- Task objective: Make an exact copy of the entries below with the pictures removed.
[start Records to process]
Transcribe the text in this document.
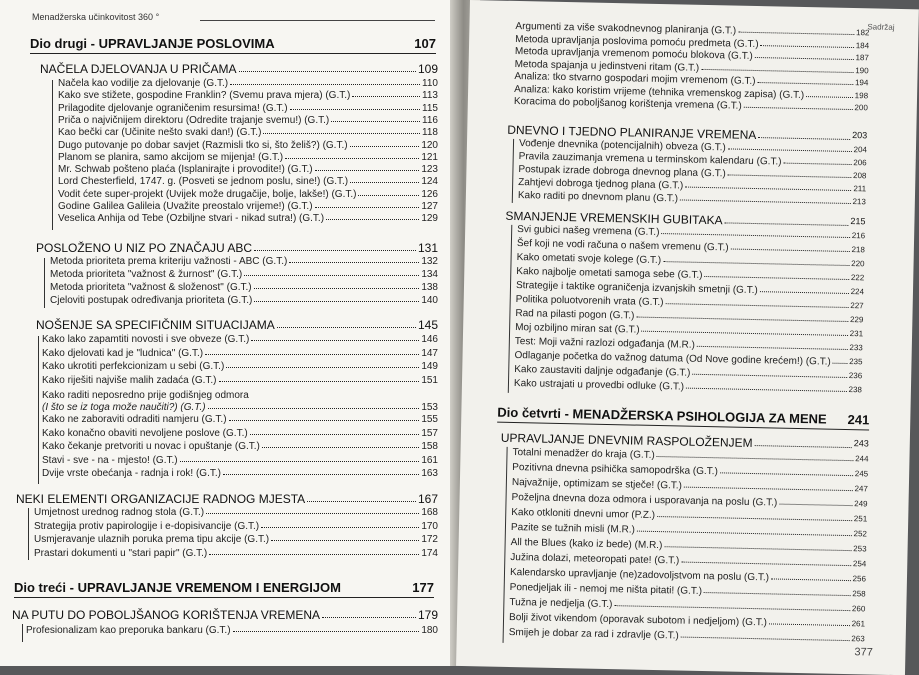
Menadžerska učinkovitost 360 °
Dio drugi - UPRAVLJANJE POSLOVIMA	107
NAČELA DJELOVANJA U PRIČAMA	109
Načela kao vodilje za djelovanje (G.T.)	110
Kako sve stižete, gospodine Franklin? (Svemu prava mjera) (G.T.)	113
Prilagodite djelovanje ograničenim resursima! (G.T.)	115
Priča o najvičnijem direktoru (Odredite trajanje svemu!) (G.T.)	116
Kao bečki car (Učinite nešto svaki dan!) (G.T.)	118
Dugo putovanje po dobar savjet (Razmisli tko si, što želiš?) (G.T.)	120
Planom se planira, samo akcijom se mijenja! (G.T.)	121
Mr. Schwab pošteno plaća (Isplanirajte i provodite!) (G.T.)	123
Lord Chesterfield, 1747. g. (Posveti se jednom poslu, sine!) (G.T.)	124
Vodit ćete super-projekt (Uvijek može drugačije, bolje, lakše!) (G.T.)	126
Godine Galilea Galileia (Uvažite preostalo vrijeme!) (G.T.)	127
Veselica Anhija od Tebe (Ozbiljne stvari - nikad sutra!) (G.T.)	129
POSLOŽENO U NIZ PO ZNAČAJU ABC	131
Metoda prioriteta prema kriteriju važnosti - ABC (G.T.)	132
Metoda prioriteta "važnost & žurnost" (G.T.)	134
Metoda prioriteta "važnost & složenost" (G.T.)	138
Cjeloviti postupak određivanja prioriteta (G.T.)	140
NOŠENJE SA SPECIFIČNIM SITUACIJAMA	145
Kako lako zapamtiti novosti i sve obveze (G.T.)	146
Kako djelovati kad je "ludnica" (G.T.)	147
Kako ukrotiti perfekcionizam u sebi (G.T.)	149
Kako riješiti najviše malih zadaća (G.T.)	151
Kako raditi neposredno prije godišnjeg odmora
(I što se iz toga može naučiti?) (G.T.)	153
Kako ne zaboraviti odraditi namjeru (G.T.)	155
Kako konačno obaviti nevoljene poslove (G.T.)	157
Kako čekanje pretvoriti u novac i opuštanje (G.T.)	158
Stavi - sve - na - mjesto! (G.T.)	161
Dvije vrste obećanja - radnja i rok! (G.T.)	163
NEKI ELEMENTI ORGANIZACIJE RADNOG MJESTA	167
Umjetnost urednog radnog stola (G.T.)	168
Strategija protiv papirologije i e-dopisivancije (G.T.)	170
Usmjeravanje ulaznih poruka prema tipu akcije (G.T.)	172
Prastari dokumenti u "stari papir" (G.T.)	174
Dio treći - UPRAVLJANJE VREMENOM I ENERGIJOM	177
NA PUTU DO POBOLJŠANOG KORIŠTENJA VREMENA	179
Profesionalizam kao preporuka bankaru (G.T.)	180
Sadržaj
Argumenti za više svakodnevnog planiranja (G.T.)	182
Metoda upravljanja poslovima pomoću predmeta (G.T.)	184
Metoda upravljanja vremenom pomoću blokova (G.T.)	187
Metoda spajanja u jedinstveni ritam (G.T.)	190
Analiza: tko stvarno gospodari mojim vremenom (G.T.)	194
Analiza: kako koristim vrijeme (tehnika vremenskog zapisa) (G.T.)	198
Koracima do poboljšanog korištenja vremena (G.T.)	200
DNEVNO I TJEDNO PLANIRANJE VREMENA	203
Vođenje dnevnika (potencijalnih) obveza (G.T.)	204
Pravila zauzimanja vremena u terminskom kalendaru (G.T.)	206
Postupak izrade dobroga dnevnog plana (G.T.)	208
Zahtjevi dobroga tjednog plana (G.T.)	211
Kako raditi po dnevnom planu (G.T.)	213
SMANJENJE VREMENSKIH GUBITAKA	215
Svi gubici našeg vremena (G.T.)	216
Šef koji ne vodi računa o našem vremenu (G.T.)	218
Kako ometati svoje kolege (G.T.)	220
Kako najbolje ometati samoga sebe (G.T.)	222
Strategije i taktike ograničenja izvanjskih smetnji (G.T.)	224
Politika poluotvorenih vrata (G.T.)	227
Rad na pilasti pogon (G.T.)	229
Moj ozbiljno miran sat (G.T.)	231
Test: Moji važni razlozi odgađanja (M.R.)	233
Odlaganje početka do važnog datuma (Od Nove godine krećem!) (G.T.) 235
Kako zaustaviti daljnje odgađanje (G.T.)	236
Kako ustrajati u provedbi odluke (G.T.)	238
Dio četvrti - MENADŽERSKA PSIHOLOGIJA ZA MENE 241
UPRAVLJANJE DNEVNIM RASPOLOŽENJEM	243
Totalni menadžer do kraja (G.T.)	244
Pozitivna dnevna psihička samopodrška (G.T.)	245
Najvažnije, optimizam se stječe! (G.T.)	247
Poželjna dnevna doza odmora i usporavanja na poslu (G.T.)	249
Kako otkloniti dnevni umor (P.Z.)	251
Pazite se tužnih misli (M.R.)	252
All the Blues (kako iz bede) (M.R.)	253
Južina dolazi, meteoropati pate! (G.T.)	254
Kalendarsko upravljanje (ne)zadovoljstvom na poslu (G.T.)	256
Ponedjeljak ili - nemoj me ništa pitati! (G.T.)	258
Tužna je nedjelja (G.T.)	260
Bolji život vikendom (oporavak subotom i nedjeljom) (G.T.)	261
Smijeh je dobar za rad i zdravlje (G.T.)	263
377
[end Records to process]
- Reply:
Transcribe the text in this document.
Menadžerska učinkovitost 360 °
Dio drugi - UPRAVLJANJE POSLOVIMA	107
NAČELA DJELOVANJA U PRIČAMA	109
Načela kao vodilje za djelovanje (G.T.)	110
Kako sve stižete, gospodine Franklin? (Svemu prava mjera) (G.T.)	113
Prilagodite djelovanje ograničenim resursima! (G.T.)	115
Priča o najvičnijem direktoru (Odredite trajanje svemu!) (G.T.)	116
Kao bečki car (Učinite nešto svaki dan!) (G.T.)	118
Dugo putovanje po dobar savjet (Razmisli tko si, što želiš?) (G.T.)	120
Planom se planira, samo akcijom se mijenja! (G.T.)	121
Mr. Schwab pošteno plaća (Isplanirajte i provodite!) (G.T.)	123
Lord Chesterfield, 1747. g. (Posveti se jednom poslu, sine!) (G.T.)	124
Vodit ćete super-projekt (Uvijek može drugačije, bolje, lakše!) (G.T.)	126
Godine Galilea Galileia (Uvažite preostalo vrijeme!) (G.T.)	127
Veselica Anhija od Tebe (Ozbiljne stvari - nikad sutra!) (G.T.)	129
POSLOŽENO U NIZ PO ZNAČAJU ABC	131
Metoda prioriteta prema kriteriju važnosti - ABC (G.T.)	132
Metoda prioriteta "važnost & žurnost" (G.T.)	134
Metoda prioriteta "važnost & složenost" (G.T.)	138
Cjeloviti postupak određivanja prioriteta (G.T.)	140
NOŠENJE SA SPECIFIČNIM SITUACIJAMA	145
Kako lako zapamtiti novosti i sve obveze (G.T.)	146
Kako djelovati kad je "ludnica" (G.T.)	147
Kako ukrotiti perfekcionizam u sebi (G.T.)	149
Kako riješiti najviše malih zadaća (G.T.)	151
Kako raditi neposredno prije godišnjeg odmora
(I što se iz toga može naučiti?) (G.T.)	153
Kako ne zaboraviti odraditi namjeru (G.T.)	155
Kako konačno obaviti nevoljene poslove (G.T.)	157
Kako čekanje pretvoriti u novac i opuštanje (G.T.)	158
Stavi - sve - na - mjesto! (G.T.)	161
Dvije vrste obećanja - radnja i rok! (G.T.)	163
NEKI ELEMENTI ORGANIZACIJE RADNOG MJESTA	167
Umjetnost urednog radnog stola (G.T.)	168
Strategija protiv papirologije i e-dopisivancije (G.T.)	170
Usmjeravanje ulaznih poruka prema tipu akcije (G.T.)	172
Prastari dokumenti u "stari papir" (G.T.)	174
Dio treći - UPRAVLJANJE VREMENOM I ENERGIJOM	177
NA PUTU DO POBOLJŠANOG KORIŠTENJA VREMENA	179
Profesionalizam kao preporuka bankaru (G.T.)	180
Sadržaj
Argumenti za više svakodnevnog planiranja (G.T.)	182
Metoda upravljanja poslovima pomoću predmeta (G.T.)	184
Metoda upravljanja vremenom pomoću blokova (G.T.)	187
Metoda spajanja u jedinstveni ritam (G.T.)	190
Analiza: tko stvarno gospodari mojim vremenom (G.T.)	194
Analiza: kako koristim vrijeme (tehnika vremenskog zapisa) (G.T.)	198
Koracima do poboljšanog korištenja vremena (G.T.)	200
DNEVNO I TJEDNO PLANIRANJE VREMENA	203
Vođenje dnevnika (potencijalnih) obveza (G.T.)	204
Pravila zauzimanja vremena u terminskom kalendaru (G.T.)	206
Postupak izrade dobroga dnevnog plana (G.T.)	208
Zahtjevi dobroga tjednog plana (G.T.)	211
Kako raditi po dnevnom planu (G.T.)	213
SMANJENJE VREMENSKIH GUBITAKA	215
Svi gubici našeg vremena (G.T.)	216
Šef koji ne vodi računa o našem vremenu (G.T.)	218
Kako ometati svoje kolege (G.T.)	220
Kako najbolje ometati samoga sebe (G.T.)	222
Strategije i taktike ograničenja izvanjskih smetnji (G.T.)	224
Politika poluotvorenih vrata (G.T.)	227
Rad na pilasti pogon (G.T.)	229
Moj ozbiljno miran sat (G.T.)	231
Test: Moji važni razlozi odgađanja (M.R.)	233
Odlaganje početka do važnog datuma (Od Nove godine krećem!) (G.T.) 235
Kako zaustaviti daljnje odgađanje (G.T.)	236
Kako ustrajati u provedbi odluke (G.T.)	238
Dio četvrti - MENADŽERSKA PSIHOLOGIJA ZA MENE 241
UPRAVLJANJE DNEVNIM RASPOLOŽENJEM	243
Totalni menadžer do kraja (G.T.)	244
Pozitivna dnevna psihička samopodrška (G.T.)	245
Najvažnije, optimizam se stječe! (G.T.)	247
Poželjna dnevna doza odmora i usporavanja na poslu (G.T.)	249
Kako otkloniti dnevni umor (P.Z.)	251
Pazite se tužnih misli (M.R.)	252
All the Blues (kako iz bede) (M.R.)	253
Južina dolazi, meteoropati pate! (G.T.)	254
Kalendarsko upravljanje (ne)zadovoljstvom na poslu (G.T.)	256
Ponedjeljak ili - nemoj me ništa pitati! (G.T.)	258
Tužna je nedjelja (G.T.)	260
Bolji život vikendom (oporavak subotom i nedjeljom) (G.T.)	261
Smijeh je dobar za rad i zdravlje (G.T.)	263
377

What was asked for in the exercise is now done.